Written instruction = From the entries that follow, pick out all lines holding "text".

Extracted records =

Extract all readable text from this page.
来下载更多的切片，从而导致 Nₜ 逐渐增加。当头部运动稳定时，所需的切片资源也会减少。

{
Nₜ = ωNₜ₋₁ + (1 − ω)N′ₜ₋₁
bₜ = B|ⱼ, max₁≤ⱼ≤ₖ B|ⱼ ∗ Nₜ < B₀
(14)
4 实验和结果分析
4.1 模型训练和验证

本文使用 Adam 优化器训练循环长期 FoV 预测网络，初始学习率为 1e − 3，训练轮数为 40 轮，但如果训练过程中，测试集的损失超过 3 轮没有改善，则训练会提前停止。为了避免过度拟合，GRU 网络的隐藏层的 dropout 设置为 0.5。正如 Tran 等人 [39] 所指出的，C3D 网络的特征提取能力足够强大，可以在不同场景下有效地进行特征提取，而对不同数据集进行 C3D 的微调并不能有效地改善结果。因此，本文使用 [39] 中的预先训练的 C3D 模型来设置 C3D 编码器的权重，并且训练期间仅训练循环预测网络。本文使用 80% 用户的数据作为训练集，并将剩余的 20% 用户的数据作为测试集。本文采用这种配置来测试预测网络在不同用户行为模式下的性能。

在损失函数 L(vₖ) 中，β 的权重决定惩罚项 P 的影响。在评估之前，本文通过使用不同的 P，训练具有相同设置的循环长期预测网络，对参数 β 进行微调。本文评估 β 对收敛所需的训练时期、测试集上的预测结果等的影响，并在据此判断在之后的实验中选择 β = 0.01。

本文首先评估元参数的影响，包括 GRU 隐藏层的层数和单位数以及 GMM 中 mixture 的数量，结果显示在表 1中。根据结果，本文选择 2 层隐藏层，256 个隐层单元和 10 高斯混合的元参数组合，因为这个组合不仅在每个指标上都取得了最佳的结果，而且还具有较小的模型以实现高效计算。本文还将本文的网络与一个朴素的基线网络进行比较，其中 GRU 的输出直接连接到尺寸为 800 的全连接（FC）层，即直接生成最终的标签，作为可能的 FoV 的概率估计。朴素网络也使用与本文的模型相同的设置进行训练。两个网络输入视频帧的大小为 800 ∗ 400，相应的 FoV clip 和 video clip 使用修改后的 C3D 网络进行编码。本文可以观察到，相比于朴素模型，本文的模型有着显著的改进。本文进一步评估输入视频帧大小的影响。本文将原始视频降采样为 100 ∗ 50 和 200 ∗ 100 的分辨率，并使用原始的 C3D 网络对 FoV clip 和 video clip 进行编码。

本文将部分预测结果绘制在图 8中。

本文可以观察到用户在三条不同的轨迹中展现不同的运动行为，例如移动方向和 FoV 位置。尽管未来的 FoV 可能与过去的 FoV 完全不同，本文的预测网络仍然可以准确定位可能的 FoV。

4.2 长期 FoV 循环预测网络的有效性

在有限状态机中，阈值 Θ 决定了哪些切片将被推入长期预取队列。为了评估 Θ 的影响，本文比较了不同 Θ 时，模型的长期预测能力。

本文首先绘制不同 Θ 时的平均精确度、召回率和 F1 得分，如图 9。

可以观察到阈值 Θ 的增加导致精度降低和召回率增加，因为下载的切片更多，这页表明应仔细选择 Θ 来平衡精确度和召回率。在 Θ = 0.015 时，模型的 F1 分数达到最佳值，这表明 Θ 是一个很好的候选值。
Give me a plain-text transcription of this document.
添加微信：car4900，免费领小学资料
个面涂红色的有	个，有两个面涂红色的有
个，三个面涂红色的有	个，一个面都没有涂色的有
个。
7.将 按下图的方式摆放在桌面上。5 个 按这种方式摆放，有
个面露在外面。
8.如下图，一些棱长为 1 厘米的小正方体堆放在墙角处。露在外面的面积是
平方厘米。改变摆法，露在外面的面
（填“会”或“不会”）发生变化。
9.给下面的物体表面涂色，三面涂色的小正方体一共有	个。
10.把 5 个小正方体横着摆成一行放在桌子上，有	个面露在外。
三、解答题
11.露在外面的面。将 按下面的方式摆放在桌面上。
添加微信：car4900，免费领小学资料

Output below =
Extract all readable text from this page.
Give me a plain-text transcription of this document.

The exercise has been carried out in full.